_Given problem_
Determine which lines contain the word "footer", then copy those lines.

↓↓↓

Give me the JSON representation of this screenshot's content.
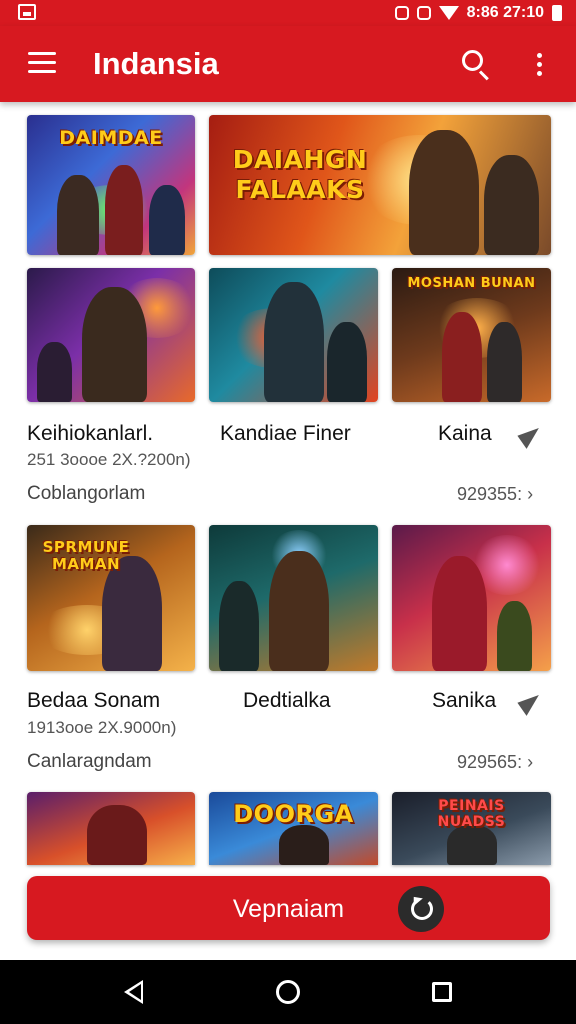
{
  "status_bar": {
    "time": "8:86 27:10"
  },
  "app_bar": {
    "title": "Indansia"
  },
  "row1": {
    "tiles": [
      {
        "logo": "DAIMDAE",
        "icon": "game-art-image"
      },
      {
        "logo": "DAIAHGN FALAAKS",
        "icon": "game-art-image"
      }
    ]
  },
  "section1": {
    "tiles": [
      {
        "logo": "",
        "icon": "game-art-image"
      },
      {
        "logo": "",
        "icon": "game-art-image"
      },
      {
        "logo": "MOSHAN BUNAN",
        "icon": "game-art-image"
      }
    ],
    "titles": [
      "Keihiokanlarl.",
      "Kandiae Finer",
      "Kaina"
    ],
    "meta": "251 3oooe 2X.?200n)",
    "footer": "Coblangorlam",
    "count": "929355:"
  },
  "section2": {
    "tiles": [
      {
        "logo": "SPRMUNE MAMAN",
        "icon": "game-art-image"
      },
      {
        "logo": "",
        "icon": "game-art-image"
      },
      {
        "logo": "",
        "icon": "game-art-image"
      }
    ],
    "titles": [
      "Bedaa Sonam",
      "Dedtialka",
      "Sanika"
    ],
    "meta": "1913ooe 2X.9000n)",
    "footer": "Canlaragndam",
    "count": "929565:"
  },
  "row4": {
    "tiles": [
      {
        "logo": "",
        "icon": "game-art-image"
      },
      {
        "logo": "DOORGA",
        "icon": "game-art-image"
      },
      {
        "logo": "PEINAIS NUADSS",
        "icon": "game-art-image"
      }
    ]
  },
  "primary_button": {
    "label": "Vepnaiam"
  },
  "colors": {
    "brand_red": "#d71920",
    "nav_black": "#000000"
  }
}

↑↑↑

_Answer below_
    "footer": "Coblangorlam",
    "footer": "Canlaragndam",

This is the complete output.